> _Required task_: Write out all of the data exactly as it appears.

> _Data extracted from a collection_:
** BEGIN **
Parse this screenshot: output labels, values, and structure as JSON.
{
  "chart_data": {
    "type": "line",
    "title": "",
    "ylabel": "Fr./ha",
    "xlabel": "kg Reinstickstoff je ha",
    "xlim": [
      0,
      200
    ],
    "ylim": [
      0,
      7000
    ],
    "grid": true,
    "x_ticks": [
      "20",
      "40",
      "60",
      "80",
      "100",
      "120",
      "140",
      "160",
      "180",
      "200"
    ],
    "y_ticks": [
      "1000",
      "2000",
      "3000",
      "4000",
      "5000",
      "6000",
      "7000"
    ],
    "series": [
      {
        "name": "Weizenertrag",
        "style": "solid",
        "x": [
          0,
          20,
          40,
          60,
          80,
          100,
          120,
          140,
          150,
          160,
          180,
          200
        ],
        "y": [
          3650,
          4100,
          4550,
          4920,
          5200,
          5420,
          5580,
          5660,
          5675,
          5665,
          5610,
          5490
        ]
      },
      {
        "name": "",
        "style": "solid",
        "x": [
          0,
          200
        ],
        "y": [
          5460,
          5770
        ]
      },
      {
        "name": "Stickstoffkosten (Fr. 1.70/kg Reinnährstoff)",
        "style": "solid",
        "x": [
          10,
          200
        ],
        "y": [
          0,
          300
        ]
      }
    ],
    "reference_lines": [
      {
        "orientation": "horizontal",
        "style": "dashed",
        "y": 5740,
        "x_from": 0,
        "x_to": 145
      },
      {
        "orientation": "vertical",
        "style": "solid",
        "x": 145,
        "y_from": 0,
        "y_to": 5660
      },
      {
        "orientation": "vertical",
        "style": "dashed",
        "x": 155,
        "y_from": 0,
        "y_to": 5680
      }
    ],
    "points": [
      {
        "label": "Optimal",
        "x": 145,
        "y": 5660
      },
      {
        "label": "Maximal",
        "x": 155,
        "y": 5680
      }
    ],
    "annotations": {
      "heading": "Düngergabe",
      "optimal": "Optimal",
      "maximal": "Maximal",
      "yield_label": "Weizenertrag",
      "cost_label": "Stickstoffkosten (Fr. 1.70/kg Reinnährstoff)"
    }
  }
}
** END **
> _Answer to the exercise_:
Parse this screenshot: output labels, values, and structure as JSON.
{
  "chart_data": {
    "type": "line",
    "title": "",
    "ylabel": "Fr./ha",
    "xlabel": "kg Reinstickstoff je ha",
    "xlim": [
      0,
      200
    ],
    "ylim": [
      0,
      7000
    ],
    "grid": true,
    "x_ticks": [
      "20",
      "40",
      "60",
      "80",
      "100",
      "120",
      "140",
      "160",
      "180",
      "200"
    ],
    "y_ticks": [
      "1000",
      "2000",
      "3000",
      "4000",
      "5000",
      "6000",
      "7000"
    ],
    "series": [
      {
        "name": "Weizenertrag",
        "style": "solid",
        "x": [
          0,
          20,
          40,
          60,
          80,
          100,
          120,
          140,
          150,
          160,
          180,
          200
        ],
        "y": [
          3650,
          4100,
          4550,
          4920,
          5200,
          5420,
          5580,
          5660,
          5675,
          5665,
          5610,
          5490
        ]
      },
      {
        "name": "",
        "style": "solid",
        "x": [
          0,
          200
        ],
        "y": [
          5460,
          5770
        ]
      },
      {
        "name": "Stickstoffkosten (Fr. 1.70/kg Reinnährstoff)",
        "style": "solid",
        "x": [
          10,
          200
        ],
        "y": [
          0,
          300
        ]
      }
    ],
    "reference_lines": [
      {
        "orientation": "horizontal",
        "style": "dashed",
        "y": 5740,
        "x_from": 0,
        "x_to": 145
      },
      {
        "orientation": "vertical",
        "style": "solid",
        "x": 145,
        "y_from": 0,
        "y_to": 5660
      },
      {
        "orientation": "vertical",
        "style": "dashed",
        "x": 155,
        "y_from": 0,
        "y_to": 5680
      }
    ],
    "points": [
      {
        "label": "Optimal",
        "x": 145,
        "y": 5660
      },
      {
        "label": "Maximal",
        "x": 155,
        "y": 5680
      }
    ],
    "annotations": {
      "heading": "Düngergabe",
      "optimal": "Optimal",
      "maximal": "Maximal",
      "yield_label": "Weizenertrag",
      "cost_label": "Stickstoffkosten (Fr. 1.70/kg Reinnährstoff)"
    }
  }
}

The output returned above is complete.